Set task: From the entries that follow, list every line in which the string "name" appears.

Information supplied:
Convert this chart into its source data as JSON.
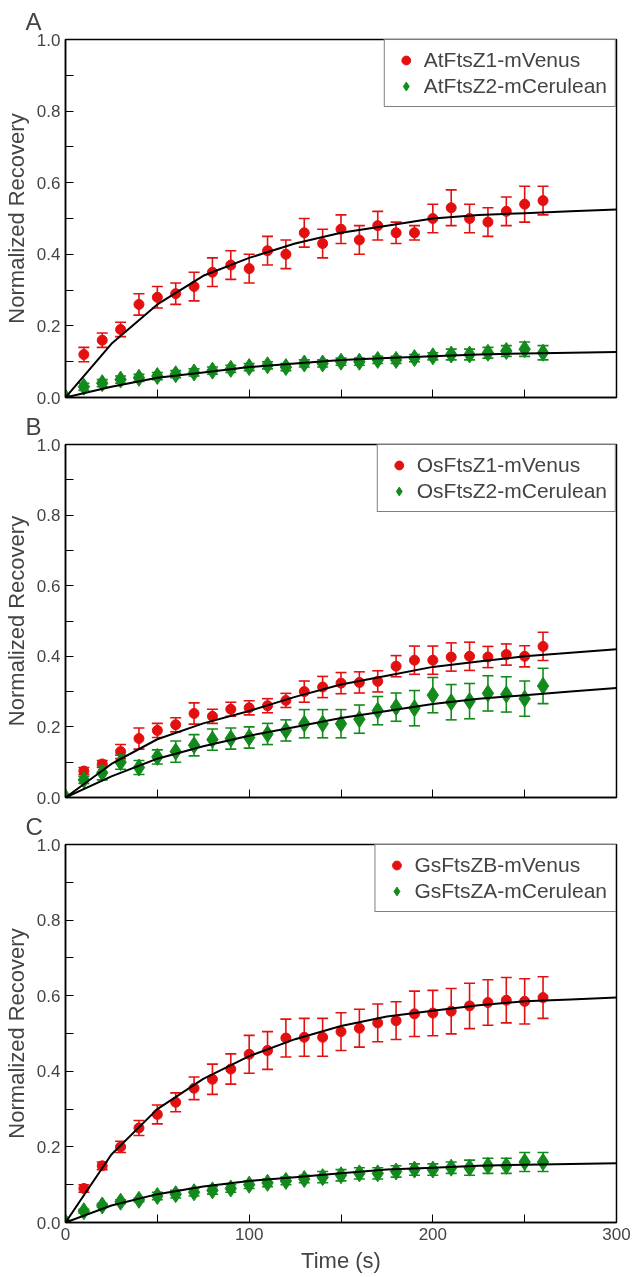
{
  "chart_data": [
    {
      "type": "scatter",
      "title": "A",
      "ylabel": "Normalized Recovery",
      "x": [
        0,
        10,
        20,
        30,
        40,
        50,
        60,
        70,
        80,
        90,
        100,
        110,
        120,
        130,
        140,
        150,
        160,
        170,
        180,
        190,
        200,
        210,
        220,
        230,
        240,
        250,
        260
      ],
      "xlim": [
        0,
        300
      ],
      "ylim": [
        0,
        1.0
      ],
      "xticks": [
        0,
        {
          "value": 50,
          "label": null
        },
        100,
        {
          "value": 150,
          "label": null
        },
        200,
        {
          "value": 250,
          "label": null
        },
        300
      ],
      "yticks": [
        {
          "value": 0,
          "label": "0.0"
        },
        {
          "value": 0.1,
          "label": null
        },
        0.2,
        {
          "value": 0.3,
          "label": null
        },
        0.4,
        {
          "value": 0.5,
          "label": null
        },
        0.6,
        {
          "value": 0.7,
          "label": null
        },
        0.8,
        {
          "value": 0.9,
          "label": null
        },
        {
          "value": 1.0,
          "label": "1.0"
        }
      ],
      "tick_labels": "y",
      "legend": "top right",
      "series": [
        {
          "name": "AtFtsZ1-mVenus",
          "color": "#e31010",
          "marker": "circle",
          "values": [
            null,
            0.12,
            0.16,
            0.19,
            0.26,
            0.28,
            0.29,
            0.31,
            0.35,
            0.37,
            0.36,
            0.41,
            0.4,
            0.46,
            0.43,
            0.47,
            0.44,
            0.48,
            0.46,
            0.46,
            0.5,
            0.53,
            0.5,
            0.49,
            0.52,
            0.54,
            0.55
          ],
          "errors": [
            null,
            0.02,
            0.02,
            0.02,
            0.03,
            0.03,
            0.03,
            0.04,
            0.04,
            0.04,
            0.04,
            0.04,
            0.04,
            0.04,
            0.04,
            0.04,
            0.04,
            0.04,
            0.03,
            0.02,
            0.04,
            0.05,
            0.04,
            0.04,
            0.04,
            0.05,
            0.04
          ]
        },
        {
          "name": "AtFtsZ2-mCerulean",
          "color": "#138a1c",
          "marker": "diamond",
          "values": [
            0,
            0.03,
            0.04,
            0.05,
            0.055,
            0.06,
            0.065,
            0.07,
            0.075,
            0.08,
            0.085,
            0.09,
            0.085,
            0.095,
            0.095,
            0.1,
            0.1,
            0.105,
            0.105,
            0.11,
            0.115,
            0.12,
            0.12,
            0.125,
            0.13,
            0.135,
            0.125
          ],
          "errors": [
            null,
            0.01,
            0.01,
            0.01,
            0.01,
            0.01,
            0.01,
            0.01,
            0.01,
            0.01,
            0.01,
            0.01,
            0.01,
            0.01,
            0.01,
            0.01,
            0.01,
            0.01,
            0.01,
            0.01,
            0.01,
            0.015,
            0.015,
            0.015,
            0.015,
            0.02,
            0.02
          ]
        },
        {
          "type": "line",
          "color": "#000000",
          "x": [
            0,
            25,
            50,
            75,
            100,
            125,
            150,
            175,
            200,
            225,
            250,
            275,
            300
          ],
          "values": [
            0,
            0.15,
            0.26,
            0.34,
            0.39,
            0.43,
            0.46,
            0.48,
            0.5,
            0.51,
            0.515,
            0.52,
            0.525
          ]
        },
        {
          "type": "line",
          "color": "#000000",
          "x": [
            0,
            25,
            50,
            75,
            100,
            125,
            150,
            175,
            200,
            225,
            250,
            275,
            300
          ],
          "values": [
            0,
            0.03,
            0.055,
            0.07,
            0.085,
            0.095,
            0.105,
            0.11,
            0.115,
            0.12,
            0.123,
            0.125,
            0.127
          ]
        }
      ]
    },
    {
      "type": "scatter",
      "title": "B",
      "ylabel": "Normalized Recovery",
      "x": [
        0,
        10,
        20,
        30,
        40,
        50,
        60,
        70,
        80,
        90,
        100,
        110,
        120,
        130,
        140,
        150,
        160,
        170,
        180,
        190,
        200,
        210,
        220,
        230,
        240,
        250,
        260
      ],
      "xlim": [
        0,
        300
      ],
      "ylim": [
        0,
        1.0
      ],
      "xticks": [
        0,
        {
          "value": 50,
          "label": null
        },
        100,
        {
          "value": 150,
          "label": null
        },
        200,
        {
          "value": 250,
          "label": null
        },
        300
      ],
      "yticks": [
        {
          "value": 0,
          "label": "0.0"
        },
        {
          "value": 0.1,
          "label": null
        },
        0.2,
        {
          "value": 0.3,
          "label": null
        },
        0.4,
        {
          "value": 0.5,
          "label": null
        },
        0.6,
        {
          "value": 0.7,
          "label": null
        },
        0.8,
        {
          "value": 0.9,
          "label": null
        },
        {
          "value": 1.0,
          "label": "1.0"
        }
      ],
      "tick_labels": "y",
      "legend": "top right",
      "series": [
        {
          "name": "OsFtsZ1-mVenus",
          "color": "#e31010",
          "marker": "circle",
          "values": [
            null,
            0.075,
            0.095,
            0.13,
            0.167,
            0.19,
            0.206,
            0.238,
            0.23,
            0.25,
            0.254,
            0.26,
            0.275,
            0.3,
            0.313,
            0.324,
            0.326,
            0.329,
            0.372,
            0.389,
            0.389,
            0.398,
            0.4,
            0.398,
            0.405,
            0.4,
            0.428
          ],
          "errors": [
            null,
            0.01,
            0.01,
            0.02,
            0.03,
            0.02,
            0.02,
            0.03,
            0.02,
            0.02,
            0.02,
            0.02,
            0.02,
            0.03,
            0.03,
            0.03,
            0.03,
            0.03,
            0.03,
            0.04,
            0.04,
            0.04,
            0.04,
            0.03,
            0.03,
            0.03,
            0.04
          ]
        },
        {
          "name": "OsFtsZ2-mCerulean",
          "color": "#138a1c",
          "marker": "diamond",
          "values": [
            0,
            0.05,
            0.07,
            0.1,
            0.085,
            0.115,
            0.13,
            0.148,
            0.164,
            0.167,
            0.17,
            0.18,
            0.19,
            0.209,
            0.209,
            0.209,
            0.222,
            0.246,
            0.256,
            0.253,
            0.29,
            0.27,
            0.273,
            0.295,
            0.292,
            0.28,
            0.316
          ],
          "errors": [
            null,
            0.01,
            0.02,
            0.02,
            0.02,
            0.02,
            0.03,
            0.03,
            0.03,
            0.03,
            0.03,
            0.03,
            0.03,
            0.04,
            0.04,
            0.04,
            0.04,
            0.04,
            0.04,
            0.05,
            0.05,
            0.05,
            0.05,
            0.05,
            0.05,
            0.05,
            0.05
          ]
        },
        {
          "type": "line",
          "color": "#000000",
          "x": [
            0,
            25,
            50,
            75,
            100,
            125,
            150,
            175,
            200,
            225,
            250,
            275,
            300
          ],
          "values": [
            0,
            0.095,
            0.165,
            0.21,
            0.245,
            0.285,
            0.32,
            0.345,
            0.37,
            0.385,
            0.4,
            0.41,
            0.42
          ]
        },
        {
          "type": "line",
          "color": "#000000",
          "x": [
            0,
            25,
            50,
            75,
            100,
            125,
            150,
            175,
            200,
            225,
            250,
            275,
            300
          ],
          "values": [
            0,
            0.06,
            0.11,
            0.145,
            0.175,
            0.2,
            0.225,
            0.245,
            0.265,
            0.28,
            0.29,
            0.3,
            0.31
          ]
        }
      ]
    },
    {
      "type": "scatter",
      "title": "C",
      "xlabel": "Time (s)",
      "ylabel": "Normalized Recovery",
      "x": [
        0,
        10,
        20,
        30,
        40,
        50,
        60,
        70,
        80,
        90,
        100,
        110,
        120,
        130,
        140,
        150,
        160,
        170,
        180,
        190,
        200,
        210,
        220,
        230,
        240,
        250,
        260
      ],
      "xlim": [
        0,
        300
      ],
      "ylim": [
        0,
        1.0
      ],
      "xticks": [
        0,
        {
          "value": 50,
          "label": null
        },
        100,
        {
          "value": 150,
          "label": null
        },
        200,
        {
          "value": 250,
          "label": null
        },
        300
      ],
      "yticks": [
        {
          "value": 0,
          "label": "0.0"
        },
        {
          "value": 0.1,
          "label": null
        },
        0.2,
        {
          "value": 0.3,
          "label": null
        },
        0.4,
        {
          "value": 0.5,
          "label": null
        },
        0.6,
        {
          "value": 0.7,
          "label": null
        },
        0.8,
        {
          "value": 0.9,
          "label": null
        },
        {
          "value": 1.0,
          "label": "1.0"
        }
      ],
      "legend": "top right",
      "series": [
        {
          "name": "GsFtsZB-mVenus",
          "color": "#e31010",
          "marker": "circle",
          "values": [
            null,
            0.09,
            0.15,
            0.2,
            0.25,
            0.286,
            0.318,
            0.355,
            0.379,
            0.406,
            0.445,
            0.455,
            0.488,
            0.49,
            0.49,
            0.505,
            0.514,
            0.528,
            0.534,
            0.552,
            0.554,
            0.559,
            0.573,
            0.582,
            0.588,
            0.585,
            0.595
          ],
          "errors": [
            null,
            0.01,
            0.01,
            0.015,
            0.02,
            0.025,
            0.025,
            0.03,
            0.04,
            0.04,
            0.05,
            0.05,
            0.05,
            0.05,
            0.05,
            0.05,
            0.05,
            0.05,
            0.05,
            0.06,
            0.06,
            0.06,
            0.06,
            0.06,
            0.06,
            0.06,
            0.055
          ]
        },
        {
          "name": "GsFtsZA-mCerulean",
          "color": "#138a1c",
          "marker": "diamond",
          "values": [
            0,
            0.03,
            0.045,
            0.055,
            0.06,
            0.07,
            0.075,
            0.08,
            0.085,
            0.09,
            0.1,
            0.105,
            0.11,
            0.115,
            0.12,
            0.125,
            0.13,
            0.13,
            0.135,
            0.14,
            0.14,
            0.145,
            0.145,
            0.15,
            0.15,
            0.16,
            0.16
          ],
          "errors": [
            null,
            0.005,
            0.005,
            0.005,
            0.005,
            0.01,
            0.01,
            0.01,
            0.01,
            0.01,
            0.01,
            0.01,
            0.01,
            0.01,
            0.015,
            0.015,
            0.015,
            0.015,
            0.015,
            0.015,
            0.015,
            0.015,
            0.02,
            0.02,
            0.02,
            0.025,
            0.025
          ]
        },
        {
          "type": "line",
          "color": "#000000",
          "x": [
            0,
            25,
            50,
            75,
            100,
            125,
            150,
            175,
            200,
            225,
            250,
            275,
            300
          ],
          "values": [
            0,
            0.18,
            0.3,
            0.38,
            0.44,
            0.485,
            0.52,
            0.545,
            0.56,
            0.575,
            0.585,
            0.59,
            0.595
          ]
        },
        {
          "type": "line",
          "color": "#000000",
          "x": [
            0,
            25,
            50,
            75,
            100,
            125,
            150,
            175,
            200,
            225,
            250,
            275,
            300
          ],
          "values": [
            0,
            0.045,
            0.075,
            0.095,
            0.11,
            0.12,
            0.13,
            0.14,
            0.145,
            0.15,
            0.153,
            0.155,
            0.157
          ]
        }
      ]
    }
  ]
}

Exercise solution:
          "name": "AtFtsZ1-mVenus",
          "name": "AtFtsZ2-mCerulean",
          "name": "OsFtsZ1-mVenus",
          "name": "OsFtsZ2-mCerulean",
          "name": "GsFtsZB-mVenus",
          "name": "GsFtsZA-mCerulean",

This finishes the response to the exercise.